Written request
Of the lines in these entries, how many contain the string "установка"? Give the number and nothing else.

:: Data rows ::

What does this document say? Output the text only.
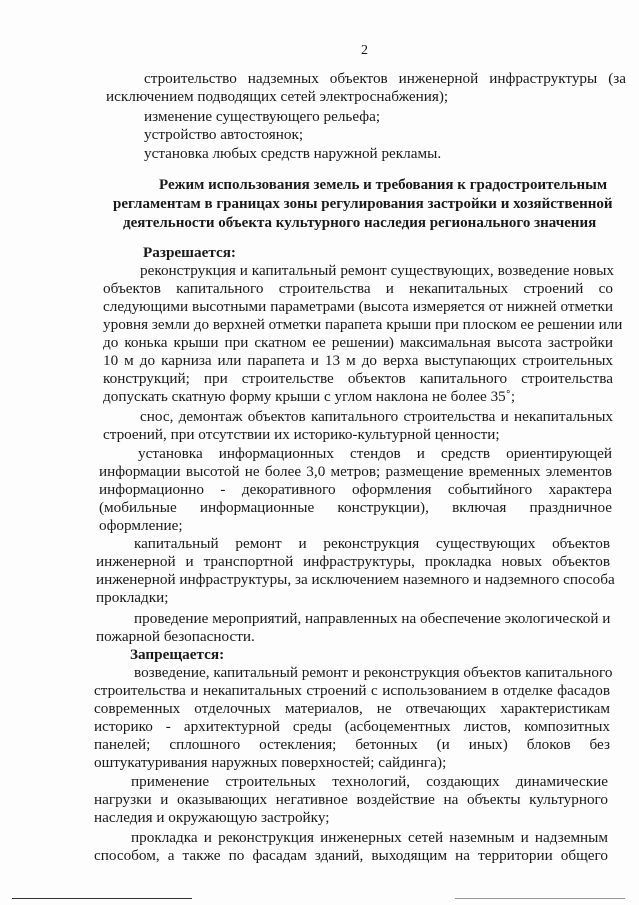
2
строительство надземных объектов инженерной инфраструктуры (за
исключением подводящих сетей электроснабжения);
изменение существующего рельефа;
устройство автостоянок;
установка любых средств наружной рекламы.
Режим использования земель и требования к градостроительным
регламентам в границах зоны регулирования застройки и хозяйственной
деятельности объекта культурного наследия регионального значения
Разрешается:
реконструкция и капитальный ремонт существующих, возведение новых
объектов капитального строительства и некапитальных строений со
следующими высотными параметрами (высота измеряется от нижней отметки
уровня земли до верхней отметки парапета крыши при плоском ее решении или
до конька крыши при скатном ее решении) максимальная высота застройки
10 м до карниза или парапета и 13 м до верха выступающих строительных
конструкций; при строительстве объектов капитального строительства
допускать скатную форму крыши с углом наклона не более 35˚;
снос, демонтаж объектов капитального строительства и некапитальных
строений, при отсутствии их историко-культурной ценности;
установка информационных стендов и средств ориентирующей
информации высотой не более 3,0 метров; размещение временных элементов
информационно - декоративного оформления событийного характера
(мобильные информационные конструкции), включая праздничное
оформление;
капитальный ремонт и реконструкция существующих объектов
инженерной и транспортной инфраструктуры, прокладка новых объектов
инженерной инфраструктуры, за исключением наземного и надземного способа
прокладки;
проведение мероприятий, направленных на обеспечение экологической и
пожарной безопасности.
Запрещается:
возведение, капитальный ремонт и реконструкция объектов капитального
строительства и некапитальных строений с использованием в отделке фасадов
современных отделочных материалов, не отвечающих характеристикам
историко - архитектурной среды (асбоцементных листов, композитных
панелей; сплошного остекления; бетонных (и иных) блоков без
оштукатуривания наружных поверхностей; сайдинга);
применение строительных технологий, создающих динамические
нагрузки и оказывающих негативное воздействие на объекты культурного
наследия и окружающую застройку;
прокладка и реконструкция инженерных сетей наземным и надземным
способом, а также по фасадам зданий, выходящим на территории общего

:::

Exercise output
2